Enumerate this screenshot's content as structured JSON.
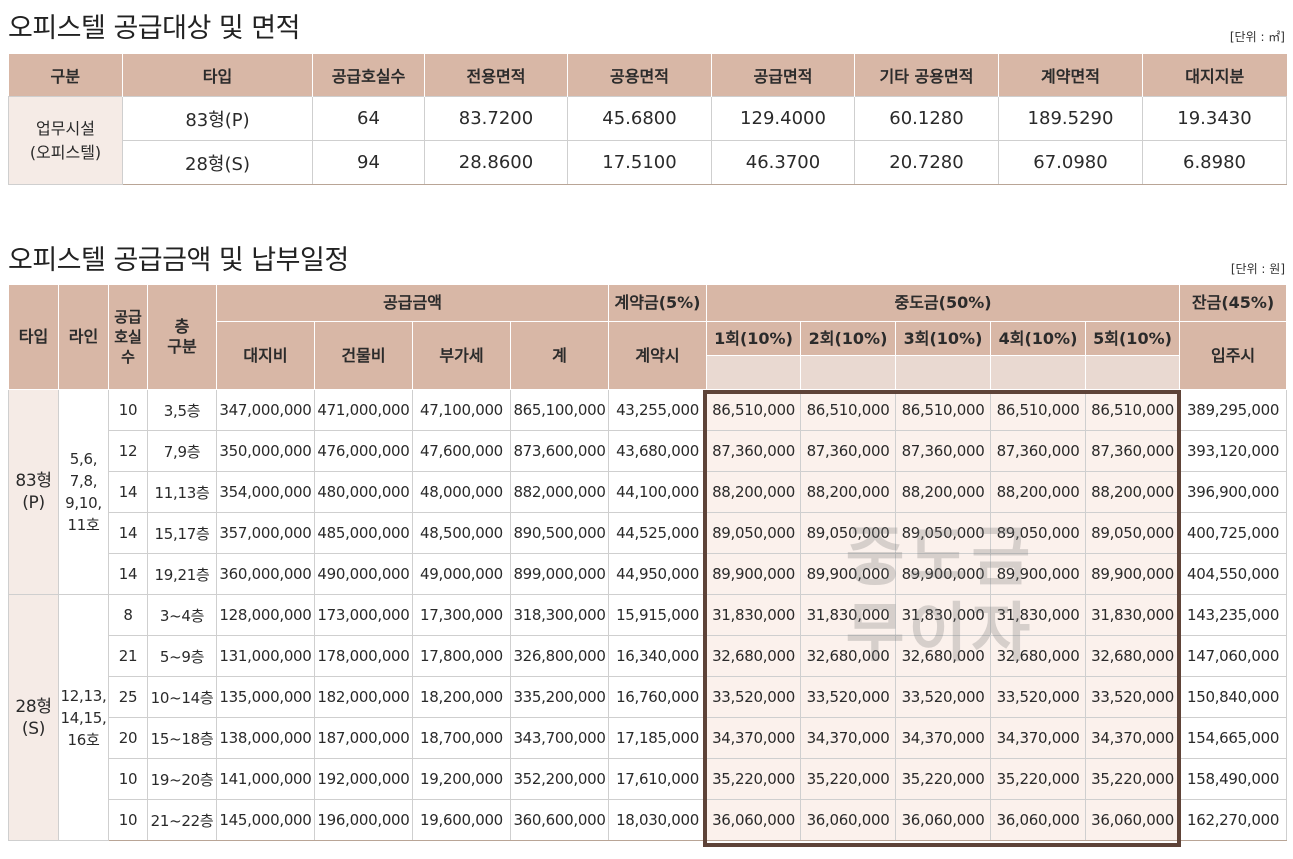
{
  "section1": {
    "title": "오피스텔 공급대상 및 면적",
    "unit": "[단위 : ㎡]",
    "headers": [
      "구분",
      "타입",
      "공급호실수",
      "전용면적",
      "공용면적",
      "공급면적",
      "기타 공용면적",
      "계약면적",
      "대지지분"
    ],
    "category": "업무시설\n(오피스텔)",
    "rows": [
      [
        "83형(P)",
        "64",
        "83.7200",
        "45.6800",
        "129.4000",
        "60.1280",
        "189.5290",
        "19.3430"
      ],
      [
        "28형(S)",
        "94",
        "28.8600",
        "17.5100",
        "46.3700",
        "20.7280",
        "67.0980",
        "6.8980"
      ]
    ]
  },
  "section2": {
    "title": "오피스텔 공급금액 및 납부일정",
    "unit": "[단위 : 원]",
    "headers": {
      "type": "타입",
      "line": "라인",
      "units": "공급\n호실\n수",
      "floor": "층\n구분",
      "supply": "공급금액",
      "land": "대지비",
      "building": "건물비",
      "vat": "부가세",
      "total": "계",
      "deposit": "계약금(5%)",
      "deposit_sub": "계약시",
      "middle": "중도금(50%)",
      "m1": "1회(10%)",
      "m2": "2회(10%)",
      "m3": "3회(10%)",
      "m4": "4회(10%)",
      "m5": "5회(10%)",
      "balance": "잔금(45%)",
      "balance_sub": "입주시"
    },
    "groups": [
      {
        "type": "83형\n(P)",
        "line": "5,6,\n7,8,\n9,10,\n11호"
      },
      {
        "type": "28형\n(S)",
        "line": "12,13,\n14,15,\n16호"
      }
    ],
    "rows": [
      [
        "10",
        "3,5층",
        "347,000,000",
        "471,000,000",
        "47,100,000",
        "865,100,000",
        "43,255,000",
        "86,510,000",
        "86,510,000",
        "86,510,000",
        "86,510,000",
        "86,510,000",
        "389,295,000"
      ],
      [
        "12",
        "7,9층",
        "350,000,000",
        "476,000,000",
        "47,600,000",
        "873,600,000",
        "43,680,000",
        "87,360,000",
        "87,360,000",
        "87,360,000",
        "87,360,000",
        "87,360,000",
        "393,120,000"
      ],
      [
        "14",
        "11,13층",
        "354,000,000",
        "480,000,000",
        "48,000,000",
        "882,000,000",
        "44,100,000",
        "88,200,000",
        "88,200,000",
        "88,200,000",
        "88,200,000",
        "88,200,000",
        "396,900,000"
      ],
      [
        "14",
        "15,17층",
        "357,000,000",
        "485,000,000",
        "48,500,000",
        "890,500,000",
        "44,525,000",
        "89,050,000",
        "89,050,000",
        "89,050,000",
        "89,050,000",
        "89,050,000",
        "400,725,000"
      ],
      [
        "14",
        "19,21층",
        "360,000,000",
        "490,000,000",
        "49,000,000",
        "899,000,000",
        "44,950,000",
        "89,900,000",
        "89,900,000",
        "89,900,000",
        "89,900,000",
        "89,900,000",
        "404,550,000"
      ],
      [
        "8",
        "3~4층",
        "128,000,000",
        "173,000,000",
        "17,300,000",
        "318,300,000",
        "15,915,000",
        "31,830,000",
        "31,830,000",
        "31,830,000",
        "31,830,000",
        "31,830,000",
        "143,235,000"
      ],
      [
        "21",
        "5~9층",
        "131,000,000",
        "178,000,000",
        "17,800,000",
        "326,800,000",
        "16,340,000",
        "32,680,000",
        "32,680,000",
        "32,680,000",
        "32,680,000",
        "32,680,000",
        "147,060,000"
      ],
      [
        "25",
        "10~14층",
        "135,000,000",
        "182,000,000",
        "18,200,000",
        "335,200,000",
        "16,760,000",
        "33,520,000",
        "33,520,000",
        "33,520,000",
        "33,520,000",
        "33,520,000",
        "150,840,000"
      ],
      [
        "20",
        "15~18층",
        "138,000,000",
        "187,000,000",
        "18,700,000",
        "343,700,000",
        "17,185,000",
        "34,370,000",
        "34,370,000",
        "34,370,000",
        "34,370,000",
        "34,370,000",
        "154,665,000"
      ],
      [
        "10",
        "19~20층",
        "141,000,000",
        "192,000,000",
        "19,200,000",
        "352,200,000",
        "17,610,000",
        "35,220,000",
        "35,220,000",
        "35,220,000",
        "35,220,000",
        "35,220,000",
        "158,490,000"
      ],
      [
        "10",
        "21~22층",
        "145,000,000",
        "196,000,000",
        "19,600,000",
        "360,600,000",
        "18,030,000",
        "36,060,000",
        "36,060,000",
        "36,060,000",
        "36,060,000",
        "36,060,000",
        "162,270,000"
      ]
    ],
    "watermark": "중도금\n무이자"
  },
  "colors": {
    "header_bg": "#d8b7a6",
    "label_bg": "#f5ebe6",
    "highlight_bg": "#fbf1ec",
    "frame": "#5e4338"
  }
}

§ **To be done**: Reproduce each record from above exactly; pictures do not belong in the copy.

§ **Solution to this problem**:
Enumerate this screenshot's content as structured JSON.
{
  "section1": {
    "title": "오피스텔 공급대상 및 면적",
    "unit": "[단위 : ㎡]",
    "headers": [
      "구분",
      "타입",
      "공급호실수",
      "전용면적",
      "공용면적",
      "공급면적",
      "기타 공용면적",
      "계약면적",
      "대지지분"
    ],
    "category": "업무시설\n(오피스텔)",
    "rows": [
      [
        "83형(P)",
        "64",
        "83.7200",
        "45.6800",
        "129.4000",
        "60.1280",
        "189.5290",
        "19.3430"
      ],
      [
        "28형(S)",
        "94",
        "28.8600",
        "17.5100",
        "46.3700",
        "20.7280",
        "67.0980",
        "6.8980"
      ]
    ]
  },
  "section2": {
    "title": "오피스텔 공급금액 및 납부일정",
    "unit": "[단위 : 원]",
    "headers": {
      "type": "타입",
      "line": "라인",
      "units": "공급\n호실\n수",
      "floor": "층\n구분",
      "supply": "공급금액",
      "land": "대지비",
      "building": "건물비",
      "vat": "부가세",
      "total": "계",
      "deposit": "계약금(5%)",
      "deposit_sub": "계약시",
      "middle": "중도금(50%)",
      "m1": "1회(10%)",
      "m2": "2회(10%)",
      "m3": "3회(10%)",
      "m4": "4회(10%)",
      "m5": "5회(10%)",
      "balance": "잔금(45%)",
      "balance_sub": "입주시"
    },
    "groups": [
      {
        "type": "83형\n(P)",
        "line": "5,6,\n7,8,\n9,10,\n11호"
      },
      {
        "type": "28형\n(S)",
        "line": "12,13,\n14,15,\n16호"
      }
    ],
    "rows": [
      [
        "10",
        "3,5층",
        "347,000,000",
        "471,000,000",
        "47,100,000",
        "865,100,000",
        "43,255,000",
        "86,510,000",
        "86,510,000",
        "86,510,000",
        "86,510,000",
        "86,510,000",
        "389,295,000"
      ],
      [
        "12",
        "7,9층",
        "350,000,000",
        "476,000,000",
        "47,600,000",
        "873,600,000",
        "43,680,000",
        "87,360,000",
        "87,360,000",
        "87,360,000",
        "87,360,000",
        "87,360,000",
        "393,120,000"
      ],
      [
        "14",
        "11,13층",
        "354,000,000",
        "480,000,000",
        "48,000,000",
        "882,000,000",
        "44,100,000",
        "88,200,000",
        "88,200,000",
        "88,200,000",
        "88,200,000",
        "88,200,000",
        "396,900,000"
      ],
      [
        "14",
        "15,17층",
        "357,000,000",
        "485,000,000",
        "48,500,000",
        "890,500,000",
        "44,525,000",
        "89,050,000",
        "89,050,000",
        "89,050,000",
        "89,050,000",
        "89,050,000",
        "400,725,000"
      ],
      [
        "14",
        "19,21층",
        "360,000,000",
        "490,000,000",
        "49,000,000",
        "899,000,000",
        "44,950,000",
        "89,900,000",
        "89,900,000",
        "89,900,000",
        "89,900,000",
        "89,900,000",
        "404,550,000"
      ],
      [
        "8",
        "3~4층",
        "128,000,000",
        "173,000,000",
        "17,300,000",
        "318,300,000",
        "15,915,000",
        "31,830,000",
        "31,830,000",
        "31,830,000",
        "31,830,000",
        "31,830,000",
        "143,235,000"
      ],
      [
        "21",
        "5~9층",
        "131,000,000",
        "178,000,000",
        "17,800,000",
        "326,800,000",
        "16,340,000",
        "32,680,000",
        "32,680,000",
        "32,680,000",
        "32,680,000",
        "32,680,000",
        "147,060,000"
      ],
      [
        "25",
        "10~14층",
        "135,000,000",
        "182,000,000",
        "18,200,000",
        "335,200,000",
        "16,760,000",
        "33,520,000",
        "33,520,000",
        "33,520,000",
        "33,520,000",
        "33,520,000",
        "150,840,000"
      ],
      [
        "20",
        "15~18층",
        "138,000,000",
        "187,000,000",
        "18,700,000",
        "343,700,000",
        "17,185,000",
        "34,370,000",
        "34,370,000",
        "34,370,000",
        "34,370,000",
        "34,370,000",
        "154,665,000"
      ],
      [
        "10",
        "19~20층",
        "141,000,000",
        "192,000,000",
        "19,200,000",
        "352,200,000",
        "17,610,000",
        "35,220,000",
        "35,220,000",
        "35,220,000",
        "35,220,000",
        "35,220,000",
        "158,490,000"
      ],
      [
        "10",
        "21~22층",
        "145,000,000",
        "196,000,000",
        "19,600,000",
        "360,600,000",
        "18,030,000",
        "36,060,000",
        "36,060,000",
        "36,060,000",
        "36,060,000",
        "36,060,000",
        "162,270,000"
      ]
    ],
    "watermark": "중도금\n무이자"
  },
  "colors": {
    "header_bg": "#d8b7a6",
    "label_bg": "#f5ebe6",
    "highlight_bg": "#fbf1ec",
    "frame": "#5e4338"
  }
}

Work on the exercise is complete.